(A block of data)
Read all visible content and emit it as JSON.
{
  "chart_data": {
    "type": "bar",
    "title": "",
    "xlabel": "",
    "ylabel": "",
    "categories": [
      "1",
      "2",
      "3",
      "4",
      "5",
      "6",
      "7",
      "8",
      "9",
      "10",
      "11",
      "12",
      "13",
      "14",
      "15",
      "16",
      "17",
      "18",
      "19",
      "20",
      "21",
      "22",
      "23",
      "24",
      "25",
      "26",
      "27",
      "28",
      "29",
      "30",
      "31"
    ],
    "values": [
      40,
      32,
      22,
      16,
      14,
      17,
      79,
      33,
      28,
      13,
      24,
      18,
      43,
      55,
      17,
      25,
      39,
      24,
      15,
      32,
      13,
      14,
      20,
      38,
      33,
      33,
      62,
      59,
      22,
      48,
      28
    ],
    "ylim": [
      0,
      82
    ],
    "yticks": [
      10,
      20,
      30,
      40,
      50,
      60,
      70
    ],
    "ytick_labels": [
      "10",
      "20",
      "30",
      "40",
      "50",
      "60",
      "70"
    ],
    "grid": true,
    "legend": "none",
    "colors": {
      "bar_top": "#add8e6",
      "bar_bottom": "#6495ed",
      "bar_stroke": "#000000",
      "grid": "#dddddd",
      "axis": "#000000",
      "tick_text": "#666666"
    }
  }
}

### Directions for this task
Extract every record and return it verbatim.

### Correct response
Read all visible content and emit it as JSON.
{
  "chart_data": {
    "type": "bar",
    "title": "",
    "xlabel": "",
    "ylabel": "",
    "categories": [
      "1",
      "2",
      "3",
      "4",
      "5",
      "6",
      "7",
      "8",
      "9",
      "10",
      "11",
      "12",
      "13",
      "14",
      "15",
      "16",
      "17",
      "18",
      "19",
      "20",
      "21",
      "22",
      "23",
      "24",
      "25",
      "26",
      "27",
      "28",
      "29",
      "30",
      "31"
    ],
    "values": [
      40,
      32,
      22,
      16,
      14,
      17,
      79,
      33,
      28,
      13,
      24,
      18,
      43,
      55,
      17,
      25,
      39,
      24,
      15,
      32,
      13,
      14,
      20,
      38,
      33,
      33,
      62,
      59,
      22,
      48,
      28
    ],
    "ylim": [
      0,
      82
    ],
    "yticks": [
      10,
      20,
      30,
      40,
      50,
      60,
      70
    ],
    "ytick_labels": [
      "10",
      "20",
      "30",
      "40",
      "50",
      "60",
      "70"
    ],
    "grid": true,
    "legend": "none",
    "colors": {
      "bar_top": "#add8e6",
      "bar_bottom": "#6495ed",
      "bar_stroke": "#000000",
      "grid": "#dddddd",
      "axis": "#000000",
      "tick_text": "#666666"
    }
  }
}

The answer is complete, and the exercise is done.